Extract the listing in its entirety, keeping each line identical to the original.

• Supplied data
====
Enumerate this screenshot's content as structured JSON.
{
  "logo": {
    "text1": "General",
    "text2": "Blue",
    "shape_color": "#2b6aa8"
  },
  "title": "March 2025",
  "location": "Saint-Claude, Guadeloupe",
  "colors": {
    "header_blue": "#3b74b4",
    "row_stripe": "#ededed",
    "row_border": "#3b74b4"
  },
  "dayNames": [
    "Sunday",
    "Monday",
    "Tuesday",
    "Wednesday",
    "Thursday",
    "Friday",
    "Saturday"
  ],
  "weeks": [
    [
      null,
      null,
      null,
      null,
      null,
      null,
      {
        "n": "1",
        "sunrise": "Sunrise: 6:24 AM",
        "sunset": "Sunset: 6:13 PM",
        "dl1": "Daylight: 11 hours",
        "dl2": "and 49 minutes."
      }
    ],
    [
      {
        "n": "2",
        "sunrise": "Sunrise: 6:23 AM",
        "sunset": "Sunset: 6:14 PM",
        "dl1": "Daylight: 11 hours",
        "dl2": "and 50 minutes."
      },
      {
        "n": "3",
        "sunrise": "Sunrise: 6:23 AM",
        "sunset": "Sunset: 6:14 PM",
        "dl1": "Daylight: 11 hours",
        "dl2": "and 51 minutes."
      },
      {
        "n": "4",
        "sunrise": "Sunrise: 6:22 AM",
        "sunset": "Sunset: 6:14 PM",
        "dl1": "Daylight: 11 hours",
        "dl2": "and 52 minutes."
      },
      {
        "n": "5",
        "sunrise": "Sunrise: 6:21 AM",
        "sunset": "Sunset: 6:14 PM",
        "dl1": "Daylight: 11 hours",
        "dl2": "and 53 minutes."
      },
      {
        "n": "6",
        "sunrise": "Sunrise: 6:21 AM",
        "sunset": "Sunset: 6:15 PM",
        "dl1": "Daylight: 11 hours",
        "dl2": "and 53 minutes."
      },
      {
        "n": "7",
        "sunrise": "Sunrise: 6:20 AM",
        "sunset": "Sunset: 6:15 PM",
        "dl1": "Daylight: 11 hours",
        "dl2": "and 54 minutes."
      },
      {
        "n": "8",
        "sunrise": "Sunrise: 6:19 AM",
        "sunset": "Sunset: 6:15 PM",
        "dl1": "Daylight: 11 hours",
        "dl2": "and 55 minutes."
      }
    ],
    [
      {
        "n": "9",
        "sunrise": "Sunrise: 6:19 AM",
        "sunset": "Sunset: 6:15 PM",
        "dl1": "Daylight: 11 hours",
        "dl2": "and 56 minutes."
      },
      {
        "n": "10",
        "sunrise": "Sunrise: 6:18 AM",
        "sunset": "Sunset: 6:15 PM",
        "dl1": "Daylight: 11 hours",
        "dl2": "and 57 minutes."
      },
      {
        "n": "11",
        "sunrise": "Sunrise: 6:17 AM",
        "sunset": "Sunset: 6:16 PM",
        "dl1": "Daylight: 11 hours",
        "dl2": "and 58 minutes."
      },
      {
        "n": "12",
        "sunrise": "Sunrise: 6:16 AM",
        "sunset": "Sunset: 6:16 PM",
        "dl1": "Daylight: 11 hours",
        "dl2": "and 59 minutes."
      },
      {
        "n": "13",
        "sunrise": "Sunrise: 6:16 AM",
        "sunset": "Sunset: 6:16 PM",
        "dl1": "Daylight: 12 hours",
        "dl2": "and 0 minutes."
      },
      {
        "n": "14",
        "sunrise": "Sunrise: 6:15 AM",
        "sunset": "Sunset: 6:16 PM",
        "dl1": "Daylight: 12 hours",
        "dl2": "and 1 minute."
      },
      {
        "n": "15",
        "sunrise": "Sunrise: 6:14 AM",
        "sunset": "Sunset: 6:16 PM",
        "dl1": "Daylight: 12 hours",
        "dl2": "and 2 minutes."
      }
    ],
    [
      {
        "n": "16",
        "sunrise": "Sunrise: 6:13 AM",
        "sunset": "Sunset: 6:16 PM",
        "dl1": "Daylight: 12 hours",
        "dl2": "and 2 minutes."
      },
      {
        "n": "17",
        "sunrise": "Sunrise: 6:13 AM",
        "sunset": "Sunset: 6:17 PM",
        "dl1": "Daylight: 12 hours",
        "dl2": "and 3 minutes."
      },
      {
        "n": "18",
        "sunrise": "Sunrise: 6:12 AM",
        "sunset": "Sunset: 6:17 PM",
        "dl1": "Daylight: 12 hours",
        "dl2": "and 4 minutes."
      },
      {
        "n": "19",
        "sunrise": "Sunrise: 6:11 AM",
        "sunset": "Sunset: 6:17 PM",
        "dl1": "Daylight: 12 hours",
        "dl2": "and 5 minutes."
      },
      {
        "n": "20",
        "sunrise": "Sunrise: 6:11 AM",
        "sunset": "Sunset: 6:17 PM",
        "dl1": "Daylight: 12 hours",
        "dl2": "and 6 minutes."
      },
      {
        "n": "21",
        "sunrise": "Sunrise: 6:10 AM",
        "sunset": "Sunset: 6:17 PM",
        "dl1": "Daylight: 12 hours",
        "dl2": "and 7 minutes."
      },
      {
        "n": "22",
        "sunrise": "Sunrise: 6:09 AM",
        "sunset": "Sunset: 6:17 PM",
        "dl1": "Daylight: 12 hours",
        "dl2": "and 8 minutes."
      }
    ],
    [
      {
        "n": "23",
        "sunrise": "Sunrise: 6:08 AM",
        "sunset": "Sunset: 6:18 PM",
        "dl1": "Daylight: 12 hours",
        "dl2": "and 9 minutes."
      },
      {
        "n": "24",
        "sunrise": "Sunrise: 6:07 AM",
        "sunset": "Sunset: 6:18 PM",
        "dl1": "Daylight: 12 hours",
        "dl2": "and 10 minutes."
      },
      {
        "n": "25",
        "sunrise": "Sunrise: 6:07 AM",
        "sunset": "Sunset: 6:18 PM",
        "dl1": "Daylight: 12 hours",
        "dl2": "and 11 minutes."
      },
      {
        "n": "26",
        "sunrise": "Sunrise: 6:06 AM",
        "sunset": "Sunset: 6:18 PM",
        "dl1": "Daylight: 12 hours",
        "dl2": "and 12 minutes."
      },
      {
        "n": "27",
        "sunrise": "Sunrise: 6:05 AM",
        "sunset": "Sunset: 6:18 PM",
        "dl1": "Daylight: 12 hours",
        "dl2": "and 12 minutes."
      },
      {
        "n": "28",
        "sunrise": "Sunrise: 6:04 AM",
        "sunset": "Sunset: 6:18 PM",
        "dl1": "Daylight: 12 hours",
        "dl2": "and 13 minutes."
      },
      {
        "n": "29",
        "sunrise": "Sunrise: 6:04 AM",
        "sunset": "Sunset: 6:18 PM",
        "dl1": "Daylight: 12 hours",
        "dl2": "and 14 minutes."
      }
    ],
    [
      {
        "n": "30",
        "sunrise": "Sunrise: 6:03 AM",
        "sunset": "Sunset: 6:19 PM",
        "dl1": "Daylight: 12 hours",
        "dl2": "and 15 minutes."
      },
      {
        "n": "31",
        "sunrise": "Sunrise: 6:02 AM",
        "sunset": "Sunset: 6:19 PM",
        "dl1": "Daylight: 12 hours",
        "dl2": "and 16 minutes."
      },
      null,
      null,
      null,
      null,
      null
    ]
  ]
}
====
• Exercise output
Enumerate this screenshot's content as structured JSON.
{
  "logo": {
    "text1": "General",
    "text2": "Blue",
    "shape_color": "#2b6aa8"
  },
  "title": "March 2025",
  "location": "Saint-Claude, Guadeloupe",
  "colors": {
    "header_blue": "#3b74b4",
    "row_stripe": "#ededed",
    "row_border": "#3b74b4"
  },
  "dayNames": [
    "Sunday",
    "Monday",
    "Tuesday",
    "Wednesday",
    "Thursday",
    "Friday",
    "Saturday"
  ],
  "weeks": [
    [
      null,
      null,
      null,
      null,
      null,
      null,
      {
        "n": "1",
        "sunrise": "Sunrise: 6:24 AM",
        "sunset": "Sunset: 6:13 PM",
        "dl1": "Daylight: 11 hours",
        "dl2": "and 49 minutes."
      }
    ],
    [
      {
        "n": "2",
        "sunrise": "Sunrise: 6:23 AM",
        "sunset": "Sunset: 6:14 PM",
        "dl1": "Daylight: 11 hours",
        "dl2": "and 50 minutes."
      },
      {
        "n": "3",
        "sunrise": "Sunrise: 6:23 AM",
        "sunset": "Sunset: 6:14 PM",
        "dl1": "Daylight: 11 hours",
        "dl2": "and 51 minutes."
      },
      {
        "n": "4",
        "sunrise": "Sunrise: 6:22 AM",
        "sunset": "Sunset: 6:14 PM",
        "dl1": "Daylight: 11 hours",
        "dl2": "and 52 minutes."
      },
      {
        "n": "5",
        "sunrise": "Sunrise: 6:21 AM",
        "sunset": "Sunset: 6:14 PM",
        "dl1": "Daylight: 11 hours",
        "dl2": "and 53 minutes."
      },
      {
        "n": "6",
        "sunrise": "Sunrise: 6:21 AM",
        "sunset": "Sunset: 6:15 PM",
        "dl1": "Daylight: 11 hours",
        "dl2": "and 53 minutes."
      },
      {
        "n": "7",
        "sunrise": "Sunrise: 6:20 AM",
        "sunset": "Sunset: 6:15 PM",
        "dl1": "Daylight: 11 hours",
        "dl2": "and 54 minutes."
      },
      {
        "n": "8",
        "sunrise": "Sunrise: 6:19 AM",
        "sunset": "Sunset: 6:15 PM",
        "dl1": "Daylight: 11 hours",
        "dl2": "and 55 minutes."
      }
    ],
    [
      {
        "n": "9",
        "sunrise": "Sunrise: 6:19 AM",
        "sunset": "Sunset: 6:15 PM",
        "dl1": "Daylight: 11 hours",
        "dl2": "and 56 minutes."
      },
      {
        "n": "10",
        "sunrise": "Sunrise: 6:18 AM",
        "sunset": "Sunset: 6:15 PM",
        "dl1": "Daylight: 11 hours",
        "dl2": "and 57 minutes."
      },
      {
        "n": "11",
        "sunrise": "Sunrise: 6:17 AM",
        "sunset": "Sunset: 6:16 PM",
        "dl1": "Daylight: 11 hours",
        "dl2": "and 58 minutes."
      },
      {
        "n": "12",
        "sunrise": "Sunrise: 6:16 AM",
        "sunset": "Sunset: 6:16 PM",
        "dl1": "Daylight: 11 hours",
        "dl2": "and 59 minutes."
      },
      {
        "n": "13",
        "sunrise": "Sunrise: 6:16 AM",
        "sunset": "Sunset: 6:16 PM",
        "dl1": "Daylight: 12 hours",
        "dl2": "and 0 minutes."
      },
      {
        "n": "14",
        "sunrise": "Sunrise: 6:15 AM",
        "sunset": "Sunset: 6:16 PM",
        "dl1": "Daylight: 12 hours",
        "dl2": "and 1 minute."
      },
      {
        "n": "15",
        "sunrise": "Sunrise: 6:14 AM",
        "sunset": "Sunset: 6:16 PM",
        "dl1": "Daylight: 12 hours",
        "dl2": "and 2 minutes."
      }
    ],
    [
      {
        "n": "16",
        "sunrise": "Sunrise: 6:13 AM",
        "sunset": "Sunset: 6:16 PM",
        "dl1": "Daylight: 12 hours",
        "dl2": "and 2 minutes."
      },
      {
        "n": "17",
        "sunrise": "Sunrise: 6:13 AM",
        "sunset": "Sunset: 6:17 PM",
        "dl1": "Daylight: 12 hours",
        "dl2": "and 3 minutes."
      },
      {
        "n": "18",
        "sunrise": "Sunrise: 6:12 AM",
        "sunset": "Sunset: 6:17 PM",
        "dl1": "Daylight: 12 hours",
        "dl2": "and 4 minutes."
      },
      {
        "n": "19",
        "sunrise": "Sunrise: 6:11 AM",
        "sunset": "Sunset: 6:17 PM",
        "dl1": "Daylight: 12 hours",
        "dl2": "and 5 minutes."
      },
      {
        "n": "20",
        "sunrise": "Sunrise: 6:11 AM",
        "sunset": "Sunset: 6:17 PM",
        "dl1": "Daylight: 12 hours",
        "dl2": "and 6 minutes."
      },
      {
        "n": "21",
        "sunrise": "Sunrise: 6:10 AM",
        "sunset": "Sunset: 6:17 PM",
        "dl1": "Daylight: 12 hours",
        "dl2": "and 7 minutes."
      },
      {
        "n": "22",
        "sunrise": "Sunrise: 6:09 AM",
        "sunset": "Sunset: 6:17 PM",
        "dl1": "Daylight: 12 hours",
        "dl2": "and 8 minutes."
      }
    ],
    [
      {
        "n": "23",
        "sunrise": "Sunrise: 6:08 AM",
        "sunset": "Sunset: 6:18 PM",
        "dl1": "Daylight: 12 hours",
        "dl2": "and 9 minutes."
      },
      {
        "n": "24",
        "sunrise": "Sunrise: 6:07 AM",
        "sunset": "Sunset: 6:18 PM",
        "dl1": "Daylight: 12 hours",
        "dl2": "and 10 minutes."
      },
      {
        "n": "25",
        "sunrise": "Sunrise: 6:07 AM",
        "sunset": "Sunset: 6:18 PM",
        "dl1": "Daylight: 12 hours",
        "dl2": "and 11 minutes."
      },
      {
        "n": "26",
        "sunrise": "Sunrise: 6:06 AM",
        "sunset": "Sunset: 6:18 PM",
        "dl1": "Daylight: 12 hours",
        "dl2": "and 12 minutes."
      },
      {
        "n": "27",
        "sunrise": "Sunrise: 6:05 AM",
        "sunset": "Sunset: 6:18 PM",
        "dl1": "Daylight: 12 hours",
        "dl2": "and 12 minutes."
      },
      {
        "n": "28",
        "sunrise": "Sunrise: 6:04 AM",
        "sunset": "Sunset: 6:18 PM",
        "dl1": "Daylight: 12 hours",
        "dl2": "and 13 minutes."
      },
      {
        "n": "29",
        "sunrise": "Sunrise: 6:04 AM",
        "sunset": "Sunset: 6:18 PM",
        "dl1": "Daylight: 12 hours",
        "dl2": "and 14 minutes."
      }
    ],
    [
      {
        "n": "30",
        "sunrise": "Sunrise: 6:03 AM",
        "sunset": "Sunset: 6:19 PM",
        "dl1": "Daylight: 12 hours",
        "dl2": "and 15 minutes."
      },
      {
        "n": "31",
        "sunrise": "Sunrise: 6:02 AM",
        "sunset": "Sunset: 6:19 PM",
        "dl1": "Daylight: 12 hours",
        "dl2": "and 16 minutes."
      },
      null,
      null,
      null,
      null,
      null
    ]
  ]
}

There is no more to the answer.